Records contained in a dataset:

>>

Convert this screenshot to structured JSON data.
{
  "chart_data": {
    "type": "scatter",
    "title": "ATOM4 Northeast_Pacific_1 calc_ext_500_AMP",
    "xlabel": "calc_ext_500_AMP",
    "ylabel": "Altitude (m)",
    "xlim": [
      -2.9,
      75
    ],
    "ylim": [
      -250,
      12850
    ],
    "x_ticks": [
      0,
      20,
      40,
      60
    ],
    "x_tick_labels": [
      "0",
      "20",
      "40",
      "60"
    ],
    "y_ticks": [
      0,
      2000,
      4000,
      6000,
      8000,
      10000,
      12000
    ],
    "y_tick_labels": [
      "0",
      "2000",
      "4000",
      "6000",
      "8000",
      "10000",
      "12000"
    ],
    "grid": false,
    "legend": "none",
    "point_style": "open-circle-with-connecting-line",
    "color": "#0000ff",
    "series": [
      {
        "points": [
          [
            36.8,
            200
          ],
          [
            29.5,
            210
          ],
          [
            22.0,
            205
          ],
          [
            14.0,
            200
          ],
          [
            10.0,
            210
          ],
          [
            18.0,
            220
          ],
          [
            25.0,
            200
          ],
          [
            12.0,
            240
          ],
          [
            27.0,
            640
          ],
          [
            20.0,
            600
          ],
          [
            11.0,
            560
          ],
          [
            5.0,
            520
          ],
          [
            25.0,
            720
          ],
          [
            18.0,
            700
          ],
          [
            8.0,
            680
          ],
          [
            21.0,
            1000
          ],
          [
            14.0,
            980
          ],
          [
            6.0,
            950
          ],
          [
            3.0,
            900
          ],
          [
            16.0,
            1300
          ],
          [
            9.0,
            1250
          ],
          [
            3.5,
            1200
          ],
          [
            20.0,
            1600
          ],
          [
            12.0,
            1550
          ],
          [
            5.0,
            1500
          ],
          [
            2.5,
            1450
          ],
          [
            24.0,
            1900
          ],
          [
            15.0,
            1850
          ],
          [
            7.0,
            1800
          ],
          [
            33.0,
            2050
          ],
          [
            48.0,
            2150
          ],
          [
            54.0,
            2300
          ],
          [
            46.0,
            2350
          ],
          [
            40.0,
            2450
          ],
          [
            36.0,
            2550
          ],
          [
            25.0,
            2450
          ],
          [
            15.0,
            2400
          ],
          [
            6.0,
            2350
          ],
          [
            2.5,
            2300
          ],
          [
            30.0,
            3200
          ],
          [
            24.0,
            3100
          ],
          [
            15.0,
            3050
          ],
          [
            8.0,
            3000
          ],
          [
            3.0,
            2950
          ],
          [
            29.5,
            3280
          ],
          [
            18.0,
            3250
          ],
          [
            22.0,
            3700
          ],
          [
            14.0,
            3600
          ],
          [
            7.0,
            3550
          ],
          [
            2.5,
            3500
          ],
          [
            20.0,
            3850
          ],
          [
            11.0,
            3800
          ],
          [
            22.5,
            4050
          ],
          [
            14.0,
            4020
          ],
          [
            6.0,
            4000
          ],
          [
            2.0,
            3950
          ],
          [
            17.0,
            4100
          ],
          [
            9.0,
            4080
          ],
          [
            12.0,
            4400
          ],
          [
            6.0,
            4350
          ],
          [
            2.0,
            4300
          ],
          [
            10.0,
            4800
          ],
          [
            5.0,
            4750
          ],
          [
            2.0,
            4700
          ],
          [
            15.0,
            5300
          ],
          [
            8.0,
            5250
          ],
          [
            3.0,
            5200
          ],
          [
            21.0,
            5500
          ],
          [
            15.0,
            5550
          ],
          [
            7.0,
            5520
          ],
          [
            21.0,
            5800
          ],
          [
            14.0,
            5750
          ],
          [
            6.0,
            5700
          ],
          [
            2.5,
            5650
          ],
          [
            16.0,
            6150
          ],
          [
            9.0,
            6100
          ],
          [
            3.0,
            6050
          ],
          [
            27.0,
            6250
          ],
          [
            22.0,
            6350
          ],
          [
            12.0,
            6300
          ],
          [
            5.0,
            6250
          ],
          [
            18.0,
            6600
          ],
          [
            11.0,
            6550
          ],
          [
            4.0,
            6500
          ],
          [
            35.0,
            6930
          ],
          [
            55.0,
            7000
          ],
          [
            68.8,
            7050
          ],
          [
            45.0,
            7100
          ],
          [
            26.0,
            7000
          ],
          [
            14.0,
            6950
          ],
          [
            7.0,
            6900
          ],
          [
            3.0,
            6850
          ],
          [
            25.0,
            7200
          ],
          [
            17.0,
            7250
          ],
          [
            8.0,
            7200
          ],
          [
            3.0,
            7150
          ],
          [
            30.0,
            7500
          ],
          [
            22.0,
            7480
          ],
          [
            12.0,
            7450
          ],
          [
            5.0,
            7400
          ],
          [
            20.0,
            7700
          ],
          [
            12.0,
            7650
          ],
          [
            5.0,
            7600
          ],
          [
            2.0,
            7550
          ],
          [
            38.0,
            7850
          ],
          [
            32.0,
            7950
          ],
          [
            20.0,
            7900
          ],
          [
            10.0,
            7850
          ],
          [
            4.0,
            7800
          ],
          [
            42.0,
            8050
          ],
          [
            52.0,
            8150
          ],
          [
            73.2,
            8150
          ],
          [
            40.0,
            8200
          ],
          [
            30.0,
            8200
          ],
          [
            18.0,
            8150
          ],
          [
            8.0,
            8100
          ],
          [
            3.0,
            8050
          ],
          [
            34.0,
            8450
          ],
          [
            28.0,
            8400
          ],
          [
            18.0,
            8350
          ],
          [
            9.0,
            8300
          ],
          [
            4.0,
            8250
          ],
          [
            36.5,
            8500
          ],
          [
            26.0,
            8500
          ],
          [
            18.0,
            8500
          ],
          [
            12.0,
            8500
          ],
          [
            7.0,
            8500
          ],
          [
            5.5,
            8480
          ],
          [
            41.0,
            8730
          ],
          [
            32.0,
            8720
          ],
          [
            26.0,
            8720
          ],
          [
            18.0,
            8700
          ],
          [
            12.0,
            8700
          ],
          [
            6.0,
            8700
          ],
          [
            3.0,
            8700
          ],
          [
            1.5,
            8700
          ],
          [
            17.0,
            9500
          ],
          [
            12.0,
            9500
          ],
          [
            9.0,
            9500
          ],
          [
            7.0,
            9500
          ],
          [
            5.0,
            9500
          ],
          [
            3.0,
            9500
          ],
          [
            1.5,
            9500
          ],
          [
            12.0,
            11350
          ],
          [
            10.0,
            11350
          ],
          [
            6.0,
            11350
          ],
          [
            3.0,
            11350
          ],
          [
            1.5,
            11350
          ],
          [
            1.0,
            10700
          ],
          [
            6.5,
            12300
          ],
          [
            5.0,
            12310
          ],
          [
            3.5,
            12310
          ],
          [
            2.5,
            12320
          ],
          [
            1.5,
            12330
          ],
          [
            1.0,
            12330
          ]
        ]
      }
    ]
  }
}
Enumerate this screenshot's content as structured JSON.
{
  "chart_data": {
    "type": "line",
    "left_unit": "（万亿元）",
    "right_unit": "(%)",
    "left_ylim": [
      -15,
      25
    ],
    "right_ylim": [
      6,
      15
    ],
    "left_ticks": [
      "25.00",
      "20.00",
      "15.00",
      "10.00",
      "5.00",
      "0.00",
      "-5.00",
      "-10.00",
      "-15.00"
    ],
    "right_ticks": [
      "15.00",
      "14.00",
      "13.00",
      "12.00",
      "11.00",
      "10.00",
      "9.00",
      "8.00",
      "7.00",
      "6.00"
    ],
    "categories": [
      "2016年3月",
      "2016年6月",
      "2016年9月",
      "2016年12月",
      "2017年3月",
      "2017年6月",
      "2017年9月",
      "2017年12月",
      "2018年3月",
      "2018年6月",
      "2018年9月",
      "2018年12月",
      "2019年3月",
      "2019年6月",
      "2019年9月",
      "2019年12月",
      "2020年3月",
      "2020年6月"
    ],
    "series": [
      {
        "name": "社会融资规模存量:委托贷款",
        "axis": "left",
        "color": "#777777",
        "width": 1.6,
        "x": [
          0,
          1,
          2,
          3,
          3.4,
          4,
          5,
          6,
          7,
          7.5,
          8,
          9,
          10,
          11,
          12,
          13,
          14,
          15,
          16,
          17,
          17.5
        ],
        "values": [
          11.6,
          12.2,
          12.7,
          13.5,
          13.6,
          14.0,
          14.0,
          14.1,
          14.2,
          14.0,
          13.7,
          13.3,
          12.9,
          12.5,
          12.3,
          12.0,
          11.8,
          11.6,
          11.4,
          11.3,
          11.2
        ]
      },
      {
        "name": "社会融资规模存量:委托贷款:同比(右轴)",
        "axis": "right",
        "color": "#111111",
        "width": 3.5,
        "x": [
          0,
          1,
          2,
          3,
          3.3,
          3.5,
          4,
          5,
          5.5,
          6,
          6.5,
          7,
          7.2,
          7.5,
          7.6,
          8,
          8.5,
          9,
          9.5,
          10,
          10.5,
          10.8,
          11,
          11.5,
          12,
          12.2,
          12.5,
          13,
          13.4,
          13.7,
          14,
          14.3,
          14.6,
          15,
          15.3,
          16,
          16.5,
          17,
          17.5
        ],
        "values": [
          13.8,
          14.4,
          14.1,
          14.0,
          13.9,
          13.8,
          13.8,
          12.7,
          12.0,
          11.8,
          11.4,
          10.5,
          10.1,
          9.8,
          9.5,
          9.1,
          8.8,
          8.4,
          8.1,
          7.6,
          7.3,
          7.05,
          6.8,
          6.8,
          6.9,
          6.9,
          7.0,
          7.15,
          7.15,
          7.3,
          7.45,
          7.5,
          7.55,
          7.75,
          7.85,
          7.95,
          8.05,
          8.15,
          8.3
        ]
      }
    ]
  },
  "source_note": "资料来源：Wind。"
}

<<

Exercise objective: Pull out all lines containing the word "screenshot" from the entries above.

Right answer:
Convert this screenshot to structured JSON data.
Enumerate this screenshot's content as structured JSON.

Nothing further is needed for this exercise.